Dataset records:
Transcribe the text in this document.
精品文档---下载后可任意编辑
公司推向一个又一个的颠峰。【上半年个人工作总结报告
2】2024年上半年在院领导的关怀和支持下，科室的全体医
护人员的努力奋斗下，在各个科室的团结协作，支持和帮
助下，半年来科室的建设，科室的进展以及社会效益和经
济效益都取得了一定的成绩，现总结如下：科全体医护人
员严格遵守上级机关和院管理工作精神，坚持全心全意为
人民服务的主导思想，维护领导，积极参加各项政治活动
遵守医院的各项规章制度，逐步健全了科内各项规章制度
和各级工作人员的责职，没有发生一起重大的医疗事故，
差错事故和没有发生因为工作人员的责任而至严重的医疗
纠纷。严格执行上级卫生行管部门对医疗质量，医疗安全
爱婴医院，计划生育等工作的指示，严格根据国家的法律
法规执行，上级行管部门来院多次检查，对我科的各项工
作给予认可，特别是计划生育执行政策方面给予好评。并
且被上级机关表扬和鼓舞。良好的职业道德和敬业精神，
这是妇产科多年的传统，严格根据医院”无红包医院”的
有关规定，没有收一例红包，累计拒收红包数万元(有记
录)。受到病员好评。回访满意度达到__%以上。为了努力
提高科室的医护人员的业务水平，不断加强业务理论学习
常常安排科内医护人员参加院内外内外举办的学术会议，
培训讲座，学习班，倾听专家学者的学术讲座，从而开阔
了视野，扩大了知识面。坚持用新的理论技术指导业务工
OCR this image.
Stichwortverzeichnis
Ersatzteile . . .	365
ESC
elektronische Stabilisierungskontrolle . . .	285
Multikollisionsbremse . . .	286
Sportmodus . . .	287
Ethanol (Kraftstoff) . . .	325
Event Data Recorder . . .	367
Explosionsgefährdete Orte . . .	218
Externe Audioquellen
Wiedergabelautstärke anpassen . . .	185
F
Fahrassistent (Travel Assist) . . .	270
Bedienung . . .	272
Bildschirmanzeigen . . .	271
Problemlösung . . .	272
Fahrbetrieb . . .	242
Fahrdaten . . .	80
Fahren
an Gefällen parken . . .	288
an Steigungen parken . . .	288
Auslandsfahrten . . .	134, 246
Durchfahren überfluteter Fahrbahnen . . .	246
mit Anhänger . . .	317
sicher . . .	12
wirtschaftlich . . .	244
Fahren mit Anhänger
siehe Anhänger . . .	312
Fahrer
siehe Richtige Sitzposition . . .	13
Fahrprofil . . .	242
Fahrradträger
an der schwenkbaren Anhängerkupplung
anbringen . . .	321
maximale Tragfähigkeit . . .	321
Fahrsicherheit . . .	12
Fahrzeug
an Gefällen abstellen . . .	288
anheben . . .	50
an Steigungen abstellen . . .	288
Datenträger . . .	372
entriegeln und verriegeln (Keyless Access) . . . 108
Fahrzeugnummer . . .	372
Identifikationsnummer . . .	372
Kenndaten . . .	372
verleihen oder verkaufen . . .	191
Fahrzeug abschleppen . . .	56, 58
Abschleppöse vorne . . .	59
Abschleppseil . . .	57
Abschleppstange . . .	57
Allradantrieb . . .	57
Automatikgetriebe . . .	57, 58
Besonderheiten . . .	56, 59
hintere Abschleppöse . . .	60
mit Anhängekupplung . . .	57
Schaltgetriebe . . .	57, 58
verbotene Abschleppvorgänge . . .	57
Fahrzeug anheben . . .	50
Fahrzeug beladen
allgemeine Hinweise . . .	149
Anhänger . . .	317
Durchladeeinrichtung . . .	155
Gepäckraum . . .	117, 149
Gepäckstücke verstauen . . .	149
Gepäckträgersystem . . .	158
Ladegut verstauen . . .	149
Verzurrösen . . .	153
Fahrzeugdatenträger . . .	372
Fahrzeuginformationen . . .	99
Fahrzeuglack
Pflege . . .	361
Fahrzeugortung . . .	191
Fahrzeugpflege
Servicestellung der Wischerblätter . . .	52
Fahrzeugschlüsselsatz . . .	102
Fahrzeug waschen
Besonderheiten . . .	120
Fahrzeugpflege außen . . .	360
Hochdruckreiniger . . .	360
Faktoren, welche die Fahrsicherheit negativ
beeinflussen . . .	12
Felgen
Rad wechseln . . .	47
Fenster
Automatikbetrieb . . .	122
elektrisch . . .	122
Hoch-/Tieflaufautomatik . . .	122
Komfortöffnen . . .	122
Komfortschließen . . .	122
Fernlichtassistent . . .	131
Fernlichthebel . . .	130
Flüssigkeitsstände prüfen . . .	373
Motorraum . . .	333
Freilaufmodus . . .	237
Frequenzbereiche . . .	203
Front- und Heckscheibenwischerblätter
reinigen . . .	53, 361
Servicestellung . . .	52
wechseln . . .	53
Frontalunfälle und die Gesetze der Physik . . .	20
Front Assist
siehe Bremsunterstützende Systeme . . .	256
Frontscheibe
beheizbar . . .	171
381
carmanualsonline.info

Your objective:
Restate the records, all of them, precisely as written.

Exercise output:
Transcribe the text in this document.
精品文档---下载后可任意编辑
公司推向一个又一个的颠峰。【上半年个人工作总结报告
2】2024年上半年在院领导的关怀和支持下，科室的全体医
护人员的努力奋斗下，在各个科室的团结协作，支持和帮
助下，半年来科室的建设，科室的进展以及社会效益和经
济效益都取得了一定的成绩，现总结如下：科全体医护人
员严格遵守上级机关和院管理工作精神，坚持全心全意为
人民服务的主导思想，维护领导，积极参加各项政治活动
遵守医院的各项规章制度，逐步健全了科内各项规章制度
和各级工作人员的责职，没有发生一起重大的医疗事故，
差错事故和没有发生因为工作人员的责任而至严重的医疗
纠纷。严格执行上级卫生行管部门对医疗质量，医疗安全
爱婴医院，计划生育等工作的指示，严格根据国家的法律
法规执行，上级行管部门来院多次检查，对我科的各项工
作给予认可，特别是计划生育执行政策方面给予好评。并
且被上级机关表扬和鼓舞。良好的职业道德和敬业精神，
这是妇产科多年的传统，严格根据医院”无红包医院”的
有关规定，没有收一例红包，累计拒收红包数万元(有记
录)。受到病员好评。回访满意度达到__%以上。为了努力
提高科室的医护人员的业务水平，不断加强业务理论学习
常常安排科内医护人员参加院内外内外举办的学术会议，
培训讲座，学习班，倾听专家学者的学术讲座，从而开阔
了视野，扩大了知识面。坚持用新的理论技术指导业务工
OCR this image.
Stichwortverzeichnis
Ersatzteile . . .	365
ESC
elektronische Stabilisierungskontrolle . . .	285
Multikollisionsbremse . . .	286
Sportmodus . . .	287
Ethanol (Kraftstoff) . . .	325
Event Data Recorder . . .	367
Explosionsgefährdete Orte . . .	218
Externe Audioquellen
Wiedergabelautstärke anpassen . . .	185
F
Fahrassistent (Travel Assist) . . .	270
Bedienung . . .	272
Bildschirmanzeigen . . .	271
Problemlösung . . .	272
Fahrbetrieb . . .	242
Fahrdaten . . .	80
Fahren
an Gefällen parken . . .	288
an Steigungen parken . . .	288
Auslandsfahrten . . .	134, 246
Durchfahren überfluteter Fahrbahnen . . .	246
mit Anhänger . . .	317
sicher . . .	12
wirtschaftlich . . .	244
Fahren mit Anhänger
siehe Anhänger . . .	312
Fahrer
siehe Richtige Sitzposition . . .	13
Fahrprofil . . .	242
Fahrradträger
an der schwenkbaren Anhängerkupplung
anbringen . . .	321
maximale Tragfähigkeit . . .	321
Fahrsicherheit . . .	12
Fahrzeug
an Gefällen abstellen . . .	288
anheben . . .	50
an Steigungen abstellen . . .	288
Datenträger . . .	372
entriegeln und verriegeln (Keyless Access) . . . 108
Fahrzeugnummer . . .	372
Identifikationsnummer . . .	372
Kenndaten . . .	372
verleihen oder verkaufen . . .	191
Fahrzeug abschleppen . . .	56, 58
Abschleppöse vorne . . .	59
Abschleppseil . . .	57
Abschleppstange . . .	57
Allradantrieb . . .	57
Automatikgetriebe . . .	57, 58
Besonderheiten . . .	56, 59
hintere Abschleppöse . . .	60
mit Anhängekupplung . . .	57
Schaltgetriebe . . .	57, 58
verbotene Abschleppvorgänge . . .	57
Fahrzeug anheben . . .	50
Fahrzeug beladen
allgemeine Hinweise . . .	149
Anhänger . . .	317
Durchladeeinrichtung . . .	155
Gepäckraum . . .	117, 149
Gepäckstücke verstauen . . .	149
Gepäckträgersystem . . .	158
Ladegut verstauen . . .	149
Verzurrösen . . .	153
Fahrzeugdatenträger . . .	372
Fahrzeuginformationen . . .	99
Fahrzeuglack
Pflege . . .	361
Fahrzeugortung . . .	191
Fahrzeugpflege
Servicestellung der Wischerblätter . . .	52
Fahrzeugschlüsselsatz . . .	102
Fahrzeug waschen
Besonderheiten . . .	120
Fahrzeugpflege außen . . .	360
Hochdruckreiniger . . .	360
Faktoren, welche die Fahrsicherheit negativ
beeinflussen . . .	12
Felgen
Rad wechseln . . .	47
Fenster
Automatikbetrieb . . .	122
elektrisch . . .	122
Hoch-/Tieflaufautomatik . . .	122
Komfortöffnen . . .	122
Komfortschließen . . .	122
Fernlichtassistent . . .	131
Fernlichthebel . . .	130
Flüssigkeitsstände prüfen . . .	373
Motorraum . . .	333
Freilaufmodus . . .	237
Frequenzbereiche . . .	203
Front- und Heckscheibenwischerblätter
reinigen . . .	53, 361
Servicestellung . . .	52
wechseln . . .	53
Frontalunfälle und die Gesetze der Physik . . .	20
Front Assist
siehe Bremsunterstützende Systeme . . .	256
Frontscheibe
beheizbar . . .	171
381
carmanualsonline.info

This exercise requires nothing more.